◆ Exercise task:
Identify every line in the records below that contains the word "seinem", and copy each of those lines.

◆ Items:
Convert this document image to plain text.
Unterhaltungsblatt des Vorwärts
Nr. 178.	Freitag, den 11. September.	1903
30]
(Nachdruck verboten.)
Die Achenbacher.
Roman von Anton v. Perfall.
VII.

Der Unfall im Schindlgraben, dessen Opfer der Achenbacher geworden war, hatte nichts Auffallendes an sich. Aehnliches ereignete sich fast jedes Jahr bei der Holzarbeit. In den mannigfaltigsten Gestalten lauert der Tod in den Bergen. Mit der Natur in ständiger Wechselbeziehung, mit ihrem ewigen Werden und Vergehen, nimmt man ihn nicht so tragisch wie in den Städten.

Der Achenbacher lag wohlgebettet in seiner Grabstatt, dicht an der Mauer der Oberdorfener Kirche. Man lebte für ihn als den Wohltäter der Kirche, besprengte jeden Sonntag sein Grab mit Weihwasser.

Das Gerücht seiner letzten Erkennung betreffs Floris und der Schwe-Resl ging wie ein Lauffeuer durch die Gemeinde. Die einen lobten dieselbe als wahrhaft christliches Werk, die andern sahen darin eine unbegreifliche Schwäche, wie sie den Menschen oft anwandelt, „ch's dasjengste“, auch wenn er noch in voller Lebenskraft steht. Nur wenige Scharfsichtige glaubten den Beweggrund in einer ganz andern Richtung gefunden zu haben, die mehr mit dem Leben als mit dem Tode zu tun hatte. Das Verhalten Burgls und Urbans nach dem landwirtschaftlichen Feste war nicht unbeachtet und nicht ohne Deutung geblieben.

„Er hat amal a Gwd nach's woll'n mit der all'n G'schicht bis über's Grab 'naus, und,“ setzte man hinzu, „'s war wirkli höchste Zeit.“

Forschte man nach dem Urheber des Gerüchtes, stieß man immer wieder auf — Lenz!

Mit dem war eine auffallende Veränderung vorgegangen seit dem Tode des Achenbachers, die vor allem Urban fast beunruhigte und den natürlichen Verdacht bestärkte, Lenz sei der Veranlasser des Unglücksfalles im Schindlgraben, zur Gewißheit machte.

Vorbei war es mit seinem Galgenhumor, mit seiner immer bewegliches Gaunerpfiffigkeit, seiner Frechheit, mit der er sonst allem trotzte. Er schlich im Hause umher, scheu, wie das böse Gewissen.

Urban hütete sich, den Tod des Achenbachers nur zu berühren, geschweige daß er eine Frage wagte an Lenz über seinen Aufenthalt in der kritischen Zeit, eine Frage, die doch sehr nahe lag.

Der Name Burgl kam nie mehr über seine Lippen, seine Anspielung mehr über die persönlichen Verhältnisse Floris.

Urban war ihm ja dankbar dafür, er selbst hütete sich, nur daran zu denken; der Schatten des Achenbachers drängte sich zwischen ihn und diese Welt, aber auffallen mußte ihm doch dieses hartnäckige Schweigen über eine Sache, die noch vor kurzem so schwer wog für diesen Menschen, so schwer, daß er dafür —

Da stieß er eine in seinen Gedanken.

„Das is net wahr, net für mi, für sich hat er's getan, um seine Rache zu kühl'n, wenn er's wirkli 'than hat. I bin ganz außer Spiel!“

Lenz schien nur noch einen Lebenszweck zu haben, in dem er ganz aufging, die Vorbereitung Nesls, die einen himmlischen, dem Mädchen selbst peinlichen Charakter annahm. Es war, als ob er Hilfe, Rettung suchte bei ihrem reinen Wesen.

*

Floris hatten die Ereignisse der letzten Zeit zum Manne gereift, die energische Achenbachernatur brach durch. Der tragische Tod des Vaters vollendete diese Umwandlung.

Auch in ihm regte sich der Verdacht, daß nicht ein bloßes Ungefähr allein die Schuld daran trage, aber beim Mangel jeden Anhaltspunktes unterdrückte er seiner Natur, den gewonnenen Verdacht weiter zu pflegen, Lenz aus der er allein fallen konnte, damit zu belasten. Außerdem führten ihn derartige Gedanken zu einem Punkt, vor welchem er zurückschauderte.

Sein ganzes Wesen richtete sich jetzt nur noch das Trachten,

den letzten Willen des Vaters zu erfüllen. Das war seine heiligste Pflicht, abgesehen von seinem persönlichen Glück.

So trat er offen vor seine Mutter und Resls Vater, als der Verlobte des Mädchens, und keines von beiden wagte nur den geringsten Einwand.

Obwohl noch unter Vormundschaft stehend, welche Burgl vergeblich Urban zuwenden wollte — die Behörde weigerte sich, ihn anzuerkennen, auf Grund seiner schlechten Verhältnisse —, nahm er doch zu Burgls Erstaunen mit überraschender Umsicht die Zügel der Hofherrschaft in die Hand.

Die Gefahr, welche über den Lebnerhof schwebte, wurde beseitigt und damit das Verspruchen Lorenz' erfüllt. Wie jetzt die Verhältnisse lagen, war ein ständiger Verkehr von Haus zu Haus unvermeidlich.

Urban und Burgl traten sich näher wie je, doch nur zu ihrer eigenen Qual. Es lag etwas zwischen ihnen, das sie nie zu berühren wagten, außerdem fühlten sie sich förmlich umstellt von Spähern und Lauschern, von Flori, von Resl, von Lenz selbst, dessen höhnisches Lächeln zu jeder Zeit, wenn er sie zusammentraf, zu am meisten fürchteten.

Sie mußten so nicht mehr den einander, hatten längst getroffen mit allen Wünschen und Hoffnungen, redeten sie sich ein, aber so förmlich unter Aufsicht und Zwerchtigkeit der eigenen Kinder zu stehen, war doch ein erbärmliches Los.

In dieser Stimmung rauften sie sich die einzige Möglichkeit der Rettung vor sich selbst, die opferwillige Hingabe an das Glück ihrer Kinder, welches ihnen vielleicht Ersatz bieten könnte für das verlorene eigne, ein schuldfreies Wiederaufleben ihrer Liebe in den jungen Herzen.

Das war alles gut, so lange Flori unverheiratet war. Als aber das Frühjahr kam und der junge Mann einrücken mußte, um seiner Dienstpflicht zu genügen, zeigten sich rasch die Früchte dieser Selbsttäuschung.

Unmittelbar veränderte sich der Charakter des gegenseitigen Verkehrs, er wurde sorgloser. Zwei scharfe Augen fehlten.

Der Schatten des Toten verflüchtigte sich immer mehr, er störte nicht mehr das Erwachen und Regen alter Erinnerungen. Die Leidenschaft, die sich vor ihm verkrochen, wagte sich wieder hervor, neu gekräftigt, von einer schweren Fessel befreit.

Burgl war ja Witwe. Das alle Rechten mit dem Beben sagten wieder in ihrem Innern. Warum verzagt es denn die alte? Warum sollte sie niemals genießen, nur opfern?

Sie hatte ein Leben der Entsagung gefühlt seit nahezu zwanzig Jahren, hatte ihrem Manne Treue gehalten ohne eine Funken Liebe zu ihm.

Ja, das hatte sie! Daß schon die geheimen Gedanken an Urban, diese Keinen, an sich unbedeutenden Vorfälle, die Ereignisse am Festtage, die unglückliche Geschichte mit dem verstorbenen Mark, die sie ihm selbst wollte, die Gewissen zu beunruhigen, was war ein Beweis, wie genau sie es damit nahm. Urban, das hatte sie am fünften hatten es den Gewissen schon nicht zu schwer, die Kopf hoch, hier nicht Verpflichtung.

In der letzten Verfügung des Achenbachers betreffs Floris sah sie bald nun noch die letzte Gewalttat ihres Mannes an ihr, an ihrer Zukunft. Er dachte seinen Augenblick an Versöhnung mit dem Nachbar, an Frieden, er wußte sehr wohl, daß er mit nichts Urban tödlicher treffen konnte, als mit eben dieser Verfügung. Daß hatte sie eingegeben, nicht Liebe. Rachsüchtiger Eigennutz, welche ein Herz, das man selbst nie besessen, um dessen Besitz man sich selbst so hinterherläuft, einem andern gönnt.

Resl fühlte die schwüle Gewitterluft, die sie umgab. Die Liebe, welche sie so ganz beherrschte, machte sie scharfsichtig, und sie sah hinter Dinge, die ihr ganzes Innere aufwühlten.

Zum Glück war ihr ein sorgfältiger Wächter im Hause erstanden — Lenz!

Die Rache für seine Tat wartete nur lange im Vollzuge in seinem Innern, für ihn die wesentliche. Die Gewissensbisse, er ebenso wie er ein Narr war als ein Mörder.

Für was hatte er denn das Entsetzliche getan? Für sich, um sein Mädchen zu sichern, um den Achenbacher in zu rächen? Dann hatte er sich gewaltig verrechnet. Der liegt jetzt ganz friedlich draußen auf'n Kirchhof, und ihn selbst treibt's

◆ Solution to this exercise:
Vorbei war es mit seinem Galgenhumor, mit seiner immer bewegliches Gaunerpfiffigkeit, seiner Frechheit, mit der er sonst allem trotzte. Er schlich im Hause umher, scheu, wie das böse Gewissen.
den letzten Willen des Vaters zu erfüllen. Das war seine heiligste Pflicht, abgesehen von seinem persönlichen Glück.
Die Rache für seine Tat wartete nur lange im Vollzuge in seinem Innern, für ihn die wesentliche. Die Gewissensbisse, er ebenso wie er ein Narr war als ein Mörder.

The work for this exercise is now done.